→ **TASK DETAILS**
Copy out every record below with complete accuracy.

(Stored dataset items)

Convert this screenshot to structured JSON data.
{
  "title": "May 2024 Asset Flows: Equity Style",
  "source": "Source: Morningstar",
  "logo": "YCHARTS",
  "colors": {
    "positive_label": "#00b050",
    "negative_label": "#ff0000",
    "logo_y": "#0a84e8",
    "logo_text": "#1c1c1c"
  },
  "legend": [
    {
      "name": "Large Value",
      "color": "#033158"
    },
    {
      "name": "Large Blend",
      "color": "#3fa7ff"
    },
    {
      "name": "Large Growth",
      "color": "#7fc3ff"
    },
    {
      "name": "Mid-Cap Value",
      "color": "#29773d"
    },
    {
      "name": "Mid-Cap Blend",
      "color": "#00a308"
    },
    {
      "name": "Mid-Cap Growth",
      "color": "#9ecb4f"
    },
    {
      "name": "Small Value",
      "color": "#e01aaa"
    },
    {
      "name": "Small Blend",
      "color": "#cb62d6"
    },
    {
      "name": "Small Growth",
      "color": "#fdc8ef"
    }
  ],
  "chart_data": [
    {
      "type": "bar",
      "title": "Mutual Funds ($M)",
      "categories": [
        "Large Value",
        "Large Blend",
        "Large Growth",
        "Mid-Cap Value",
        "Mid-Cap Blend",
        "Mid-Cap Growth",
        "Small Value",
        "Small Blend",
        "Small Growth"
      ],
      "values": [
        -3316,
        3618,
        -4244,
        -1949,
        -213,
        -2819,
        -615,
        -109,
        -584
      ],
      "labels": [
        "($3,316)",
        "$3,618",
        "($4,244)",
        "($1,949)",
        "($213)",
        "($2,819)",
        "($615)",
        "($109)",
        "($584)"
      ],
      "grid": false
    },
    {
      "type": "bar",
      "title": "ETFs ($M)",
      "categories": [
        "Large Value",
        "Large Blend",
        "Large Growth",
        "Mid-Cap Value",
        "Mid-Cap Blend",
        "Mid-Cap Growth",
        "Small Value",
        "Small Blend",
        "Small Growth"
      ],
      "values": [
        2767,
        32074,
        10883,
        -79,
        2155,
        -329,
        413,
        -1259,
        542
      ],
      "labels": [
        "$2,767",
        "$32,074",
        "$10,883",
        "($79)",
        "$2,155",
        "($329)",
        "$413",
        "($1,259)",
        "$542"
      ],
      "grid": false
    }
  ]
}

→ **RESPONSE TO THE EXERCISE**
Convert this screenshot to structured JSON data.
{
  "title": "May 2024 Asset Flows: Equity Style",
  "source": "Source: Morningstar",
  "logo": "YCHARTS",
  "colors": {
    "positive_label": "#00b050",
    "negative_label": "#ff0000",
    "logo_y": "#0a84e8",
    "logo_text": "#1c1c1c"
  },
  "legend": [
    {
      "name": "Large Value",
      "color": "#033158"
    },
    {
      "name": "Large Blend",
      "color": "#3fa7ff"
    },
    {
      "name": "Large Growth",
      "color": "#7fc3ff"
    },
    {
      "name": "Mid-Cap Value",
      "color": "#29773d"
    },
    {
      "name": "Mid-Cap Blend",
      "color": "#00a308"
    },
    {
      "name": "Mid-Cap Growth",
      "color": "#9ecb4f"
    },
    {
      "name": "Small Value",
      "color": "#e01aaa"
    },
    {
      "name": "Small Blend",
      "color": "#cb62d6"
    },
    {
      "name": "Small Growth",
      "color": "#fdc8ef"
    }
  ],
  "chart_data": [
    {
      "type": "bar",
      "title": "Mutual Funds ($M)",
      "categories": [
        "Large Value",
        "Large Blend",
        "Large Growth",
        "Mid-Cap Value",
        "Mid-Cap Blend",
        "Mid-Cap Growth",
        "Small Value",
        "Small Blend",
        "Small Growth"
      ],
      "values": [
        -3316,
        3618,
        -4244,
        -1949,
        -213,
        -2819,
        -615,
        -109,
        -584
      ],
      "labels": [
        "($3,316)",
        "$3,618",
        "($4,244)",
        "($1,949)",
        "($213)",
        "($2,819)",
        "($615)",
        "($109)",
        "($584)"
      ],
      "grid": false
    },
    {
      "type": "bar",
      "title": "ETFs ($M)",
      "categories": [
        "Large Value",
        "Large Blend",
        "Large Growth",
        "Mid-Cap Value",
        "Mid-Cap Blend",
        "Mid-Cap Growth",
        "Small Value",
        "Small Blend",
        "Small Growth"
      ],
      "values": [
        2767,
        32074,
        10883,
        -79,
        2155,
        -329,
        413,
        -1259,
        542
      ],
      "labels": [
        "$2,767",
        "$32,074",
        "$10,883",
        "($79)",
        "$2,155",
        "($329)",
        "$413",
        "($1,259)",
        "$542"
      ],
      "grid": false
    }
  ]
}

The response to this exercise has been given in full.